→ **What is expected**: Each record is to be transcribed exactly.
------ Supplied data ------
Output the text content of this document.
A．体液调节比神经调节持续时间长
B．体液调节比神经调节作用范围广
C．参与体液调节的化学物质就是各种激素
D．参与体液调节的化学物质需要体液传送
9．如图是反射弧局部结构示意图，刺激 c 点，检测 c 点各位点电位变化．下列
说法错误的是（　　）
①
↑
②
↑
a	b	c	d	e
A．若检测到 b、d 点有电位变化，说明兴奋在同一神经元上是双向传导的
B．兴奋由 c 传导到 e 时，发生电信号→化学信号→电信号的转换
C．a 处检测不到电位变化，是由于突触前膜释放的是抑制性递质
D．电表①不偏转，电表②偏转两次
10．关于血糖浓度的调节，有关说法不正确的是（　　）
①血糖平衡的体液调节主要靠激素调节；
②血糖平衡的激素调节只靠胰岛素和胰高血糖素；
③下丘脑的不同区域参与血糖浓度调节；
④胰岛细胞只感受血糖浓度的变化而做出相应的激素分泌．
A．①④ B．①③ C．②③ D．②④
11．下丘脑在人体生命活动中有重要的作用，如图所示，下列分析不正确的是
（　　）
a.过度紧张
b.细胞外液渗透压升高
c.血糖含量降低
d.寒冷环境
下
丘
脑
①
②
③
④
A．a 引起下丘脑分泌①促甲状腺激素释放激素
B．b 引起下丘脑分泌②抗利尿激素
------
→ **Solution below**:
Output the text content of this document.
A．体液调节比神经调节持续时间长
B．体液调节比神经调节作用范围广
C．参与体液调节的化学物质就是各种激素
D．参与体液调节的化学物质需要体液传送
9．如图是反射弧局部结构示意图，刺激 c 点，检测 c 点各位点电位变化．下列
说法错误的是（　　）
①
↑
②
↑
a	b	c	d	e
A．若检测到 b、d 点有电位变化，说明兴奋在同一神经元上是双向传导的
B．兴奋由 c 传导到 e 时，发生电信号→化学信号→电信号的转换
C．a 处检测不到电位变化，是由于突触前膜释放的是抑制性递质
D．电表①不偏转，电表②偏转两次
10．关于血糖浓度的调节，有关说法不正确的是（　　）
①血糖平衡的体液调节主要靠激素调节；
②血糖平衡的激素调节只靠胰岛素和胰高血糖素；
③下丘脑的不同区域参与血糖浓度调节；
④胰岛细胞只感受血糖浓度的变化而做出相应的激素分泌．
A．①④ B．①③ C．②③ D．②④
11．下丘脑在人体生命活动中有重要的作用，如图所示，下列分析不正确的是
（　　）
a.过度紧张
b.细胞外液渗透压升高
c.血糖含量降低
d.寒冷环境
下
丘
脑
①
②
③
④
A．a 引起下丘脑分泌①促甲状腺激素释放激素
B．b 引起下丘脑分泌②抗利尿激素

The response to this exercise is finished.